[BEGIN]
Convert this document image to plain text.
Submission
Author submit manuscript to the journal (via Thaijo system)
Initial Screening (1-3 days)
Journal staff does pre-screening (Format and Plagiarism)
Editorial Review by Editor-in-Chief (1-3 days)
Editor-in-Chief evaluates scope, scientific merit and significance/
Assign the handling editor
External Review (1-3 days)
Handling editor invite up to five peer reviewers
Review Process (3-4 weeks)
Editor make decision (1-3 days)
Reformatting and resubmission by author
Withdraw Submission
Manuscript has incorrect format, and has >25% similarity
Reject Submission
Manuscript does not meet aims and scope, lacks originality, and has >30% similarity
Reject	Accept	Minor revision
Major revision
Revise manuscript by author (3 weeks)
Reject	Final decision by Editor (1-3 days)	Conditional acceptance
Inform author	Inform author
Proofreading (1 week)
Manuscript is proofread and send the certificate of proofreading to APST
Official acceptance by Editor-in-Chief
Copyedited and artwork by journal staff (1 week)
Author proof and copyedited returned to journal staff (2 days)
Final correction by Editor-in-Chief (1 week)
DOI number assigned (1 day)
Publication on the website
[END]
[BEGIN]
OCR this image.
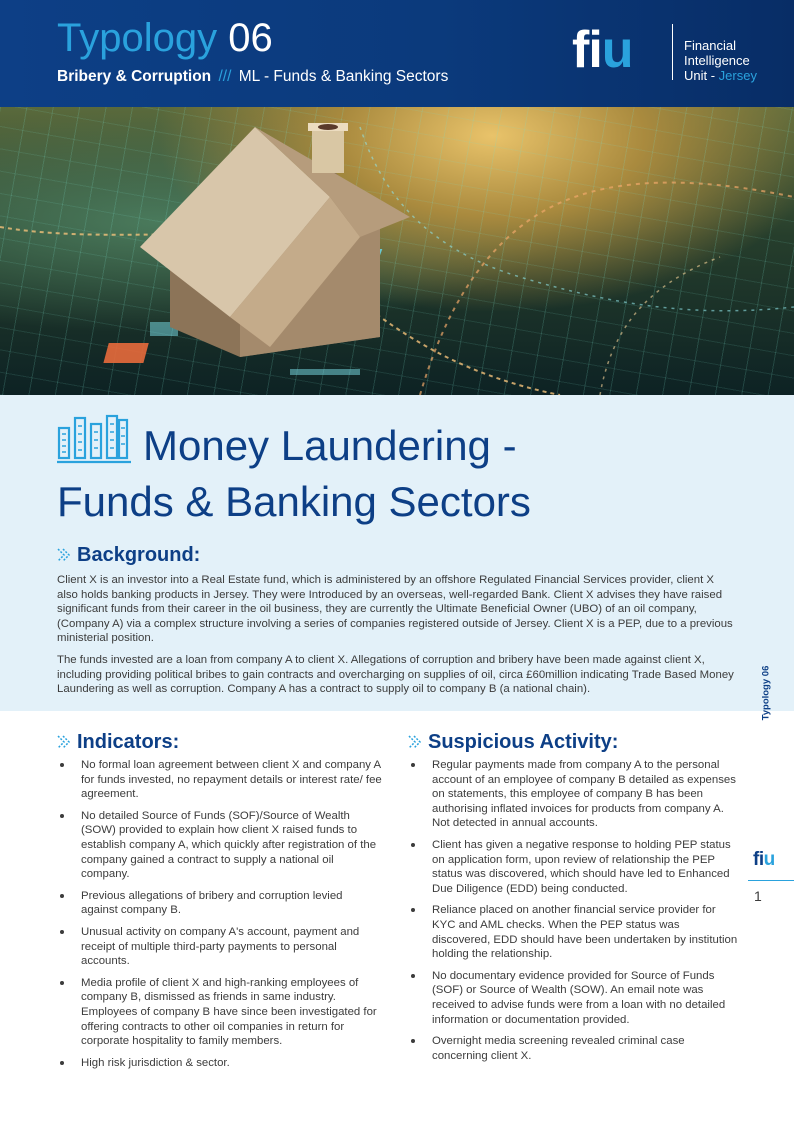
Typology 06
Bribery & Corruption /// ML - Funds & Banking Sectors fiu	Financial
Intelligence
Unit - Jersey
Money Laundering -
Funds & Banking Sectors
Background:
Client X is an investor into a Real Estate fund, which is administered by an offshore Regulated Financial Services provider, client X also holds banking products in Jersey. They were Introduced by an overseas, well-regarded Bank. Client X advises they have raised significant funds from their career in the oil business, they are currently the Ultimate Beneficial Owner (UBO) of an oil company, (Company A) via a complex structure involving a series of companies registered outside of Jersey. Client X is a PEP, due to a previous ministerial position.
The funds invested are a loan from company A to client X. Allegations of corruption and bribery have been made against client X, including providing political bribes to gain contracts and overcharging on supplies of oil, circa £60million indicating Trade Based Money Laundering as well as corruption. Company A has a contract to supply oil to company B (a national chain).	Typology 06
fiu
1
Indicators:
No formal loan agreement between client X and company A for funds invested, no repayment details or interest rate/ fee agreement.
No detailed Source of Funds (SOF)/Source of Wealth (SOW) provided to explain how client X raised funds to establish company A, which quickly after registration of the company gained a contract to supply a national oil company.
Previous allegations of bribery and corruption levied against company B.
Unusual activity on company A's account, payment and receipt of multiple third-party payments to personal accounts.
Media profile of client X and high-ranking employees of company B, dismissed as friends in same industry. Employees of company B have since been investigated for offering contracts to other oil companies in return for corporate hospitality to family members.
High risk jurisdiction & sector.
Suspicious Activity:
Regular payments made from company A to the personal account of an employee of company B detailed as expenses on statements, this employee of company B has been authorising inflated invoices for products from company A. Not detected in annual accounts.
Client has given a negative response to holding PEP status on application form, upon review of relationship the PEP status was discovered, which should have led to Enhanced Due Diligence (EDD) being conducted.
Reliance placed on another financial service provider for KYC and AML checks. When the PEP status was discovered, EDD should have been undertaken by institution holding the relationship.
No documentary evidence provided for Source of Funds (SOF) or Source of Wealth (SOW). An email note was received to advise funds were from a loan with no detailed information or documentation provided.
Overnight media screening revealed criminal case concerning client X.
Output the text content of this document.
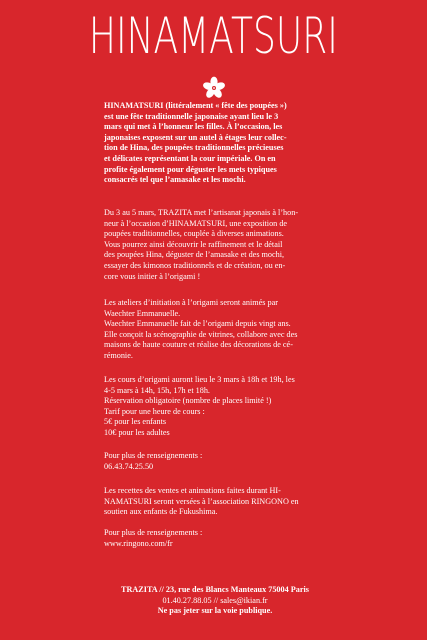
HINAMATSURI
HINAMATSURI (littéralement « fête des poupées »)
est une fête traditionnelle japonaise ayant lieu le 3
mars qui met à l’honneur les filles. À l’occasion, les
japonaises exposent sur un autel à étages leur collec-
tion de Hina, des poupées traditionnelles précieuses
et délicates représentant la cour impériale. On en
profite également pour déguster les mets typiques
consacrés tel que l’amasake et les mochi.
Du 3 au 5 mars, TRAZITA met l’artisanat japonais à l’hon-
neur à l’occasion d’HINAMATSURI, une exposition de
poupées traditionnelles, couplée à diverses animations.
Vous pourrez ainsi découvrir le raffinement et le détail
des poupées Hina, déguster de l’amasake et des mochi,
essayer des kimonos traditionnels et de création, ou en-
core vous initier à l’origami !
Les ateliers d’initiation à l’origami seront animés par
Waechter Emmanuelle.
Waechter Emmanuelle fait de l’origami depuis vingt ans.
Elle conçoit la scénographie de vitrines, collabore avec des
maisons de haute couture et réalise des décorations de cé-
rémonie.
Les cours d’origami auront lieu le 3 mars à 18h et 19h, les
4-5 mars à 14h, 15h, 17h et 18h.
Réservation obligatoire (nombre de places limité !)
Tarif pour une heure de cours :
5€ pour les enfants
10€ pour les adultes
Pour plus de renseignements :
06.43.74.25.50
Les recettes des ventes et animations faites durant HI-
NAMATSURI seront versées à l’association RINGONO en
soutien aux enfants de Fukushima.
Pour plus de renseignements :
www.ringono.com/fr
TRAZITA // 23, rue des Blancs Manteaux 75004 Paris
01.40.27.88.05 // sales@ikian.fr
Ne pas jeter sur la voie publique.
[END]
* _Task prompt_
Check each line of the records for "lieu" and copy the ones that contain it.

* _In response_
est une fête traditionnelle japonaise ayant lieu le 3
Les cours d’origami auront lieu le 3 mars à 18h et 19h, les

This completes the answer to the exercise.